◆ **Work to complete**: Output, please, every line from the line that holds "What text is on this page?" to the end, exactly as written.
# start of Provided records
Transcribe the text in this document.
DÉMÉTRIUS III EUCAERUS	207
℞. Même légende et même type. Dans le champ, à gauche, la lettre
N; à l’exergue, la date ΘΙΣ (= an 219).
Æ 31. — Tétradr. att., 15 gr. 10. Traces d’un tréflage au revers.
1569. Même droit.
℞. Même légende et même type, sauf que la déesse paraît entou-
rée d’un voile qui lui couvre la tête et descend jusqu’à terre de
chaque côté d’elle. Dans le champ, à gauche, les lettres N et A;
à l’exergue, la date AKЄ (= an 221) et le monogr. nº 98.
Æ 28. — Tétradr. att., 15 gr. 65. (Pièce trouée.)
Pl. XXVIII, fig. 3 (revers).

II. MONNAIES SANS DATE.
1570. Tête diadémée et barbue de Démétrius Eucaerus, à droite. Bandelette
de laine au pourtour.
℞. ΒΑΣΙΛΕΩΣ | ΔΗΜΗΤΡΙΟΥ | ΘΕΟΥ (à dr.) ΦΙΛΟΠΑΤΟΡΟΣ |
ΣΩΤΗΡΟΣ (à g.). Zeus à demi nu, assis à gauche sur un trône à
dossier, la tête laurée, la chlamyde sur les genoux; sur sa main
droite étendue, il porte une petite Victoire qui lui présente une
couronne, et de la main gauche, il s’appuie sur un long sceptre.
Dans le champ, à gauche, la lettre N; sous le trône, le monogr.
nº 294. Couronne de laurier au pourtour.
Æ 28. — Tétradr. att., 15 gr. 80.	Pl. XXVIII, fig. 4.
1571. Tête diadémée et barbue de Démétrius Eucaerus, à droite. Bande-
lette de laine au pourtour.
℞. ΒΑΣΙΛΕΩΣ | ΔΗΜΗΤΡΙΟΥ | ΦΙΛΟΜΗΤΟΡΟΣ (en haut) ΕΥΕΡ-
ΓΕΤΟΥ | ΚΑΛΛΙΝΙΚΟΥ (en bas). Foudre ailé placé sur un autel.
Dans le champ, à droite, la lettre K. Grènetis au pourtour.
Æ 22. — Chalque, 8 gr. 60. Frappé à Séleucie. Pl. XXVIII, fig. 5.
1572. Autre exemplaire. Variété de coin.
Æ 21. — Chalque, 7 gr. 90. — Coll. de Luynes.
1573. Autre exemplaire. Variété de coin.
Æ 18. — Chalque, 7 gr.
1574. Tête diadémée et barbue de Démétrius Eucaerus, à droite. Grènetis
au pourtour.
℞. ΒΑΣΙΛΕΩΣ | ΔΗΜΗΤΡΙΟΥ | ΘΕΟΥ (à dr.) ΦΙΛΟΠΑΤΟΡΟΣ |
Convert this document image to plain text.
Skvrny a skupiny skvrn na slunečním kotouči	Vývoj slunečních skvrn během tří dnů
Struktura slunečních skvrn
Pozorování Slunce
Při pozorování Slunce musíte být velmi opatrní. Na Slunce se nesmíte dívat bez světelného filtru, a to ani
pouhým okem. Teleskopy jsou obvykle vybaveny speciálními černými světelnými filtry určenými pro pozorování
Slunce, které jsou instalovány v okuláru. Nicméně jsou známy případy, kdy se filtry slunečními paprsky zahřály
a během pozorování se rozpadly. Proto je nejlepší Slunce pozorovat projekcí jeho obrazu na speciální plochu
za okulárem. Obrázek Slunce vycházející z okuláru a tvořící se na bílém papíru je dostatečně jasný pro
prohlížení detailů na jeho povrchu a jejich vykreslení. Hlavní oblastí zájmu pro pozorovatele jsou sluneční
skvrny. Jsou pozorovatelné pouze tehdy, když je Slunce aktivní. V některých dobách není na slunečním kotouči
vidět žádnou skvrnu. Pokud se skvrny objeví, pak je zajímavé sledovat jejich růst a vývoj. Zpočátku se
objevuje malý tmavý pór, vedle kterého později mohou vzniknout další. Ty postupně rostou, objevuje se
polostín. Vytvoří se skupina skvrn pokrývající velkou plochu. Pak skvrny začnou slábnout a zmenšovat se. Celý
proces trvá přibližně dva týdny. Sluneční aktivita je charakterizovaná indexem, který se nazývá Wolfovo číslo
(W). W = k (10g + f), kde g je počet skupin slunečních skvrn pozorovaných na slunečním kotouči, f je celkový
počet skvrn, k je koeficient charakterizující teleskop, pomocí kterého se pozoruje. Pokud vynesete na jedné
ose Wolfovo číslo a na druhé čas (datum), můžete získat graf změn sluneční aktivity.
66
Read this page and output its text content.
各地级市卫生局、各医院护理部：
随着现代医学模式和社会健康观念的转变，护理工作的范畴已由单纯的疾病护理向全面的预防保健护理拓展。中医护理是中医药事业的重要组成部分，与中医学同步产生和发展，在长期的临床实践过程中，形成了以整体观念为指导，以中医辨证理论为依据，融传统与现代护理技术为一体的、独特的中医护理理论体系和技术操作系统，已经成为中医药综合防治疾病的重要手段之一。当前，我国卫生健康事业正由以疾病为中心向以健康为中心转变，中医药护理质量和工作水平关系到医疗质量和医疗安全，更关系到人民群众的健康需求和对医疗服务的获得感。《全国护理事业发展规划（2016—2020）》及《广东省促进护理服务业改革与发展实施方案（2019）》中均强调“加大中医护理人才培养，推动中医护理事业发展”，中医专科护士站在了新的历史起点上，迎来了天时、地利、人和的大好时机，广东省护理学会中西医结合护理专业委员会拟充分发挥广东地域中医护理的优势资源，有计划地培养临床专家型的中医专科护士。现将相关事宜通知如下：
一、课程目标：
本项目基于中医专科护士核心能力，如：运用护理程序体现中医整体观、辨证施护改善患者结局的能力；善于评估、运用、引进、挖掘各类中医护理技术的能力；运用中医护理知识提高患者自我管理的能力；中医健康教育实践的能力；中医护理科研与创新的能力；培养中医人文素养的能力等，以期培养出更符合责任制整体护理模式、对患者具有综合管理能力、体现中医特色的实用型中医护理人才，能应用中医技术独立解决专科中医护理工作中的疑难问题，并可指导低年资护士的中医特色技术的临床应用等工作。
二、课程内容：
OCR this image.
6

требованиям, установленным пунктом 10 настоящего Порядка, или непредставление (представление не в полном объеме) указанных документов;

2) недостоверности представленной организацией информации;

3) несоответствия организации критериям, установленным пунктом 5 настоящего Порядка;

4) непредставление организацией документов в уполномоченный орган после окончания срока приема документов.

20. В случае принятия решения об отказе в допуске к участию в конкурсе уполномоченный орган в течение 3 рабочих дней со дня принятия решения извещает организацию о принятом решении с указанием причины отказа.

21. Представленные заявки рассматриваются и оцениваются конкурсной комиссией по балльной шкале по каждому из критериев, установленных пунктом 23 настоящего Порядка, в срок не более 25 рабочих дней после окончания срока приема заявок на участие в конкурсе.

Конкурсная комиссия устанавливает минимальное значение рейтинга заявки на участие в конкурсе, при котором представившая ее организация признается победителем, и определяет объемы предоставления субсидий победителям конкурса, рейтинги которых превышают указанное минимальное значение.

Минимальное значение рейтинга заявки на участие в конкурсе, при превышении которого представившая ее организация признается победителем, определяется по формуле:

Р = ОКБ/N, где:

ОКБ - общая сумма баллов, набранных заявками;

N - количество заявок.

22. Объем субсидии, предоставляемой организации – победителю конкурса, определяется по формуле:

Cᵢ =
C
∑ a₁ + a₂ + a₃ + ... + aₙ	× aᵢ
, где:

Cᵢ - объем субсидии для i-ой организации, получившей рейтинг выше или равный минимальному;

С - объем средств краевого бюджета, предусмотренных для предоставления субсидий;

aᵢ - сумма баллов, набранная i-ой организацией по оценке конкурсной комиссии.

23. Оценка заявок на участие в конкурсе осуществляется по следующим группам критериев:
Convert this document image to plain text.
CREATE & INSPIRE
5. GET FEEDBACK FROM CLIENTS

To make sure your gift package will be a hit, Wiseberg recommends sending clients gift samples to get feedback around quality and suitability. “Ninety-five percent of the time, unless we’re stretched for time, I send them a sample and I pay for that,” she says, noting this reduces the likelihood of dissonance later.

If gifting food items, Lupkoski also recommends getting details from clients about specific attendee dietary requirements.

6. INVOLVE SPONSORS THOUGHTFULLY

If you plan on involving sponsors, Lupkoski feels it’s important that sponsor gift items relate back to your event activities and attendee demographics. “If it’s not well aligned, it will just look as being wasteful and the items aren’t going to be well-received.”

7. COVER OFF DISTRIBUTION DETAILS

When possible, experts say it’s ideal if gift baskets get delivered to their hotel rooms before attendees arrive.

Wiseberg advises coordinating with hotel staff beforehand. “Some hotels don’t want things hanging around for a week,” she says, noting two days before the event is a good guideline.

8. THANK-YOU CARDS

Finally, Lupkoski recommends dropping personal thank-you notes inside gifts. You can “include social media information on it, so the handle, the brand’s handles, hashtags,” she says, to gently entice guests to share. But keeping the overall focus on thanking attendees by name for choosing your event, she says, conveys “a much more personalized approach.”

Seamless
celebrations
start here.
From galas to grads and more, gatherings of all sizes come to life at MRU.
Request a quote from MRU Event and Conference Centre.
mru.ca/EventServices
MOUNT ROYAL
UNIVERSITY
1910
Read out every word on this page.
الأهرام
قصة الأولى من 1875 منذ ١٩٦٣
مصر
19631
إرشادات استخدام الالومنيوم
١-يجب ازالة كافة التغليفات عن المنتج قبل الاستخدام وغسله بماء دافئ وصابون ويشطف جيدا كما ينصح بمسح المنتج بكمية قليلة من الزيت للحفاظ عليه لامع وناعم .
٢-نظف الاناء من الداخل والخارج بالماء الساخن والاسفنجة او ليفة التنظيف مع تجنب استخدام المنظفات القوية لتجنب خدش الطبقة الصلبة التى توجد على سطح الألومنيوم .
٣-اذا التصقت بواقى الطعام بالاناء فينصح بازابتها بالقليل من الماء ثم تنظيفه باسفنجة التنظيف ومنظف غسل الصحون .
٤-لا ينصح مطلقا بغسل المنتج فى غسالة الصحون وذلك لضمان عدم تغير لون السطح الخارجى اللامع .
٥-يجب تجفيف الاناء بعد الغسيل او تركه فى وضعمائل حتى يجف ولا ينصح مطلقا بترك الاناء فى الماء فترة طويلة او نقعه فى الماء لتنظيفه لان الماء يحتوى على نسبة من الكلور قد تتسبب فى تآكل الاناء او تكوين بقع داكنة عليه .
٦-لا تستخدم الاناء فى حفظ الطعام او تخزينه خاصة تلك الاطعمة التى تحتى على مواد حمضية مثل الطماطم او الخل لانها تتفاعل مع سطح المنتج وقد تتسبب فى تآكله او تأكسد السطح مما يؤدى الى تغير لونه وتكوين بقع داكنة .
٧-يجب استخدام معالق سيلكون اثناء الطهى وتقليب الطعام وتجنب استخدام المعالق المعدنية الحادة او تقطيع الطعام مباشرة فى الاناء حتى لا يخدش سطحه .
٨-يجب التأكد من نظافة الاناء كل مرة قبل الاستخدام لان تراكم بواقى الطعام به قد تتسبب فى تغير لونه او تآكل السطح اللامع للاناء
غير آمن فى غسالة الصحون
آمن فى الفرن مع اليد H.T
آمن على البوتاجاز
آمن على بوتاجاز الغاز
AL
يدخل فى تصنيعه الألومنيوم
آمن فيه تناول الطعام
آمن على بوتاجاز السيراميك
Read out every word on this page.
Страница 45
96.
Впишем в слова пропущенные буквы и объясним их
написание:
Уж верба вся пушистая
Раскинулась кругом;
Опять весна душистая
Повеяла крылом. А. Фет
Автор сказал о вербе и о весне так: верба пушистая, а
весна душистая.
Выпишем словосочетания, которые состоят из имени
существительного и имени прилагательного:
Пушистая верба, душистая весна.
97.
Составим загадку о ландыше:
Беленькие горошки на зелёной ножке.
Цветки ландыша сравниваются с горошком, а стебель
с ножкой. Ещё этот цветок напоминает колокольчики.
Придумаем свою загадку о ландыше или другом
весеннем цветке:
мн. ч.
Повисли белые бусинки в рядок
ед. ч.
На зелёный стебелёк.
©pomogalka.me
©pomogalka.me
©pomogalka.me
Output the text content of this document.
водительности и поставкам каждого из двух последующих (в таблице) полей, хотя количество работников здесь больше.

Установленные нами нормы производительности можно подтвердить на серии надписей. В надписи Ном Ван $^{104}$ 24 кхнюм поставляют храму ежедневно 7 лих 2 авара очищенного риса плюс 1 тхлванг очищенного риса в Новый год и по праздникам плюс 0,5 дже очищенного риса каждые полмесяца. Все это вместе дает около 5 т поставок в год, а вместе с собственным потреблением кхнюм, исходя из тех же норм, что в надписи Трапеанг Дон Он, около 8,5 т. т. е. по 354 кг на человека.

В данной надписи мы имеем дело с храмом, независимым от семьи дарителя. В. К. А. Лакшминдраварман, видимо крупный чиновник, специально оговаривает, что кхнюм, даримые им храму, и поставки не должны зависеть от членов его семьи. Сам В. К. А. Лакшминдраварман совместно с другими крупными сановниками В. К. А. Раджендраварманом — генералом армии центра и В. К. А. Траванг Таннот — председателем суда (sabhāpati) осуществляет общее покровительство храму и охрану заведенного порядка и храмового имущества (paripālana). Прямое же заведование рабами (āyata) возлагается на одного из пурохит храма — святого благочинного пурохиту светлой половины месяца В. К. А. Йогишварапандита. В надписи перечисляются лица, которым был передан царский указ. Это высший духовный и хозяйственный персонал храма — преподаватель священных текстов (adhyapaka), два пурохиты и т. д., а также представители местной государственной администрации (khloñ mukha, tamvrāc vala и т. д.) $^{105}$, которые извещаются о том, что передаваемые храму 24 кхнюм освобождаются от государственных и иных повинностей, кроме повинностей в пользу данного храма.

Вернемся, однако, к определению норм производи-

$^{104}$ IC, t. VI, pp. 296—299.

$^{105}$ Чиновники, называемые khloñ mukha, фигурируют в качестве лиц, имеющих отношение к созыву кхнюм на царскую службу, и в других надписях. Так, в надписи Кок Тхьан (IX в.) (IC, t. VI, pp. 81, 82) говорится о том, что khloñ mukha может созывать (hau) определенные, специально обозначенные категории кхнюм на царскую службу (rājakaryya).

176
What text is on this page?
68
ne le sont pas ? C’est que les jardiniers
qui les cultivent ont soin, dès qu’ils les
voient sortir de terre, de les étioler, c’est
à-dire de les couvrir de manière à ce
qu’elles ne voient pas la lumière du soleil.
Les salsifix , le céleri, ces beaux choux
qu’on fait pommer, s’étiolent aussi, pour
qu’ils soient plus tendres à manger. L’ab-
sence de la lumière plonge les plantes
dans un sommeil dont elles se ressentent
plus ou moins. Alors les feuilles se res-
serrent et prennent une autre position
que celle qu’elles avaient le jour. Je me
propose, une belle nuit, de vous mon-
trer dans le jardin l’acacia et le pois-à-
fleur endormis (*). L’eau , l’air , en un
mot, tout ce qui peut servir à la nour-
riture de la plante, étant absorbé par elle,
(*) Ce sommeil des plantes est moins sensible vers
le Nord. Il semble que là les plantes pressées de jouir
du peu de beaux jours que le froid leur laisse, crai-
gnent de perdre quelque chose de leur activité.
# end of Provided records
◆ **Exercise answer**:
What text is on this page?
68
ne le sont pas ? C’est que les jardiniers
qui les cultivent ont soin, dès qu’ils les
voient sortir de terre, de les étioler, c’est
à-dire de les couvrir de manière à ce
qu’elles ne voient pas la lumière du soleil.
Les salsifix , le céleri, ces beaux choux
qu’on fait pommer, s’étiolent aussi, pour
qu’ils soient plus tendres à manger. L’ab-
sence de la lumière plonge les plantes
dans un sommeil dont elles se ressentent
plus ou moins. Alors les feuilles se res-
serrent et prennent une autre position
que celle qu’elles avaient le jour. Je me
propose, une belle nuit, de vous mon-
trer dans le jardin l’acacia et le pois-à-
fleur endormis (*). L’eau , l’air , en un
mot, tout ce qui peut servir à la nour-
riture de la plante, étant absorbé par elle,
(*) Ce sommeil des plantes est moins sensible vers
le Nord. Il semble que là les plantes pressées de jouir
du peu de beaux jours que le froid leur laisse, crai-
gnent de perdre quelque chose de leur activité.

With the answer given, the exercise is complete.